___ INPUT

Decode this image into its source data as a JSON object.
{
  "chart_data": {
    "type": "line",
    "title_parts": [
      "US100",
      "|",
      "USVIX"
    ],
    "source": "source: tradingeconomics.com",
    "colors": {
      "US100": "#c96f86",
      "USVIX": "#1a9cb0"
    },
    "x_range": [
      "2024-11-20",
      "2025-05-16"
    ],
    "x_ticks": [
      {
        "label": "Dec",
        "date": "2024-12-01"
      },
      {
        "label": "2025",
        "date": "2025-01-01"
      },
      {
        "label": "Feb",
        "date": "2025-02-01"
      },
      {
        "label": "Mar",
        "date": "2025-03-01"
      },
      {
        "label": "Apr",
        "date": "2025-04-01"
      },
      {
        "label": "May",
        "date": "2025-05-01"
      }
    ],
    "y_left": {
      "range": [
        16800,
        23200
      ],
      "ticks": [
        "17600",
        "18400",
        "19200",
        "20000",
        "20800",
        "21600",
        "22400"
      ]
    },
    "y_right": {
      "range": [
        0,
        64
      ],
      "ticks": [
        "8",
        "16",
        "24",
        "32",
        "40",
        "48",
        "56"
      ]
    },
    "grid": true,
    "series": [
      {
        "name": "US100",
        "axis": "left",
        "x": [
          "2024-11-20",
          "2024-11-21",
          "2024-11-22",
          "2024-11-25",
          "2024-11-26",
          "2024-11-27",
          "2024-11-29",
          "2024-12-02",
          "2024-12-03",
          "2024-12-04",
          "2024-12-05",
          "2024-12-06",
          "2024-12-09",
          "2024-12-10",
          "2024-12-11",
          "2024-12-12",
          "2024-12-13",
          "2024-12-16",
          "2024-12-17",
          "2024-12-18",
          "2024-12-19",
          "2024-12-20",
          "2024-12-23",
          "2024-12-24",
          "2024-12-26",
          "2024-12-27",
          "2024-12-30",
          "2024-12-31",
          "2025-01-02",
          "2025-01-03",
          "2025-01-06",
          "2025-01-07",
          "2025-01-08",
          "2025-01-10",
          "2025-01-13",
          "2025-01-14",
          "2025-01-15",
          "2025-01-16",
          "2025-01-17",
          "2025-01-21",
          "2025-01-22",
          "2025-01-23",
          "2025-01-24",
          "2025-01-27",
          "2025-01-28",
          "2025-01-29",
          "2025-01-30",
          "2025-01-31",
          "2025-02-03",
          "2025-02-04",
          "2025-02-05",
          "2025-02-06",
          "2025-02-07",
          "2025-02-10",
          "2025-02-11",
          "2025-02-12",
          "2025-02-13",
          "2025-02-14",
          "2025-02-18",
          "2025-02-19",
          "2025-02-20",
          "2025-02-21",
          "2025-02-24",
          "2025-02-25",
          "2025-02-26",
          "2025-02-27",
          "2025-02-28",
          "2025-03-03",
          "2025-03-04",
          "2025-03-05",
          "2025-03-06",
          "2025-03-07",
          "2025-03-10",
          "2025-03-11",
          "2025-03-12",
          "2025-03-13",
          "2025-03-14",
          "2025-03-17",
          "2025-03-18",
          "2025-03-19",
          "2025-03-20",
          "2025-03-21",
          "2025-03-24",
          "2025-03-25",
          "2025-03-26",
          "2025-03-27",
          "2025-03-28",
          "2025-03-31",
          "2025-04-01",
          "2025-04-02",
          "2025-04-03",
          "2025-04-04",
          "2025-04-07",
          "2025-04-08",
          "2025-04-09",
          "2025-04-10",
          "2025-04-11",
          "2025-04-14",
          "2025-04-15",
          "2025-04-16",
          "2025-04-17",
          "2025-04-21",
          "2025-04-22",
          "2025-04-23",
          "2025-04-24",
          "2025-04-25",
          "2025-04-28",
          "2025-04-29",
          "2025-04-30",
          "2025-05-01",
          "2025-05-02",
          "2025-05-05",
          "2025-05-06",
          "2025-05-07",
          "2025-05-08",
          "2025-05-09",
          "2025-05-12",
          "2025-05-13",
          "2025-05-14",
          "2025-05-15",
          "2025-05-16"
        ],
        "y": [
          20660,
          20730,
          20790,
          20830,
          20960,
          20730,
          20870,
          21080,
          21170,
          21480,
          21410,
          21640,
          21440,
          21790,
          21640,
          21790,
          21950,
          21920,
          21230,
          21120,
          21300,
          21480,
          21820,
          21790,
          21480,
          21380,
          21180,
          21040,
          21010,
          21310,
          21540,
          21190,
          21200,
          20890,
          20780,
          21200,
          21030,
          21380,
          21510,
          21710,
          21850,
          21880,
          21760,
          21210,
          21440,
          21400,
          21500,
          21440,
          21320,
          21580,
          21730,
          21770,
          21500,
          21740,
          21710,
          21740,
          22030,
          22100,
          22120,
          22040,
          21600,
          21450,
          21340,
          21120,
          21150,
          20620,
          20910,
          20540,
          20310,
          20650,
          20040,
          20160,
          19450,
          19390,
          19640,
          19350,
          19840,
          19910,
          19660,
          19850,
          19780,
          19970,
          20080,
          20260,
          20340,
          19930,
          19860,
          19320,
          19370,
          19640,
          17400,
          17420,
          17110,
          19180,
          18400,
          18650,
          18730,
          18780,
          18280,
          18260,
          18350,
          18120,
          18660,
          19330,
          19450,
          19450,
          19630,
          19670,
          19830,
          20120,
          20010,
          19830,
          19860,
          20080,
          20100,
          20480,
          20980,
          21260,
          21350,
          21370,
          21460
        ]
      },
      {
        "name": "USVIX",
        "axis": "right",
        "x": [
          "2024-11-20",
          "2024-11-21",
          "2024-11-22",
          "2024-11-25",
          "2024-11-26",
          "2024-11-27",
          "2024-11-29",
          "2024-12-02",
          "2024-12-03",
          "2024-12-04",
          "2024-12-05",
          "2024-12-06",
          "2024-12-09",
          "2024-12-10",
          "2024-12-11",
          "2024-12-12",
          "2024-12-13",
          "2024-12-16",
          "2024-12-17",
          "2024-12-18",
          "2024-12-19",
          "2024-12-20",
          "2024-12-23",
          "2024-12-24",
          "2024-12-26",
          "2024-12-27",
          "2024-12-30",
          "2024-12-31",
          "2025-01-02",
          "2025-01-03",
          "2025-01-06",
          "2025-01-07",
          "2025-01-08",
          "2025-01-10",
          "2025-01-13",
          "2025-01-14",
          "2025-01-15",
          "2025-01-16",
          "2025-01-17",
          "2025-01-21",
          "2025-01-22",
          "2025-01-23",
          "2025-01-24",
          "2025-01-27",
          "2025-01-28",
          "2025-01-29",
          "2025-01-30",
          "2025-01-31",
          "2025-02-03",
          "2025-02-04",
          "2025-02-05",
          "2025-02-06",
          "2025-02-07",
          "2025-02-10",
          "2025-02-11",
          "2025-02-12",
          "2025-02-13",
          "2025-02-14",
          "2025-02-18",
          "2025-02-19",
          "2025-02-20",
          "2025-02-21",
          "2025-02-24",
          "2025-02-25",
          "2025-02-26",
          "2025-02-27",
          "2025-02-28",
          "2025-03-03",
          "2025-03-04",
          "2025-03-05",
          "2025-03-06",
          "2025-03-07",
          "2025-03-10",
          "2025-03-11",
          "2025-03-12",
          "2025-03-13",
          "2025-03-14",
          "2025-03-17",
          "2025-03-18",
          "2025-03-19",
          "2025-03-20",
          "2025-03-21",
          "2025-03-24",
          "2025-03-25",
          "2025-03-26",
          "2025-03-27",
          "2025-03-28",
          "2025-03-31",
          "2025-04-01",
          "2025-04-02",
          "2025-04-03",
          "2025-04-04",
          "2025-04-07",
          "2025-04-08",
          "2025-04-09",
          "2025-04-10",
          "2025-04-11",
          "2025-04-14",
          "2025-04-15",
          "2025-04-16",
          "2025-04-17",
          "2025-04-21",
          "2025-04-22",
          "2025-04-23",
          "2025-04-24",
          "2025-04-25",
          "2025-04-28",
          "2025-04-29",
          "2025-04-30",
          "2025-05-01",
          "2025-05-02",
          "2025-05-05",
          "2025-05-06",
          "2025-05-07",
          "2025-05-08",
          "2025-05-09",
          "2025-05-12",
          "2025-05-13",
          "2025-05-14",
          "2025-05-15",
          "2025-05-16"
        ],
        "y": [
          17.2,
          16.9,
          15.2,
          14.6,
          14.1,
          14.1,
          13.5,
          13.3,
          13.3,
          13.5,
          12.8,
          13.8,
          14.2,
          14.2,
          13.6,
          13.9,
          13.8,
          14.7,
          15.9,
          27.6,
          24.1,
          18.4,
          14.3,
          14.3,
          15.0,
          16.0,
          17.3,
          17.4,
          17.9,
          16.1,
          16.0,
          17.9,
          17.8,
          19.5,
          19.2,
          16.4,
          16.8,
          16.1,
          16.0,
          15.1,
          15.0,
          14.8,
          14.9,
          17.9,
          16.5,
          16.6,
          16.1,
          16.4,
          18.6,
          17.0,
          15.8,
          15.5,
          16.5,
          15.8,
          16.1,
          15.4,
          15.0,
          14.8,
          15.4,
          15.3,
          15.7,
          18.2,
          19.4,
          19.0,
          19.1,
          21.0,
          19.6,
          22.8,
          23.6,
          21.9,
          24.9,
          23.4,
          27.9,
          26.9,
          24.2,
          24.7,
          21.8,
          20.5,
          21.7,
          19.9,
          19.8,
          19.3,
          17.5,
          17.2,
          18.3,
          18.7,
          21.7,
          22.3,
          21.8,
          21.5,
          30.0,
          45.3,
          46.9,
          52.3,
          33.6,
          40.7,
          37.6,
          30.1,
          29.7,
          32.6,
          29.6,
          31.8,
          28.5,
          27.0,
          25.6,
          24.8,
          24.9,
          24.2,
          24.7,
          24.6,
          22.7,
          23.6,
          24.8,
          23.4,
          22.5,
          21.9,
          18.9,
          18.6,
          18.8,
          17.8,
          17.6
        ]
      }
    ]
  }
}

______

EXERCISE AIM
Search the records for the word "source" and copy every line where it occurs.

EXERCISE RESULT
Decode this image into its source data as a JSON object.
    "source": "source: tradingeconomics.com",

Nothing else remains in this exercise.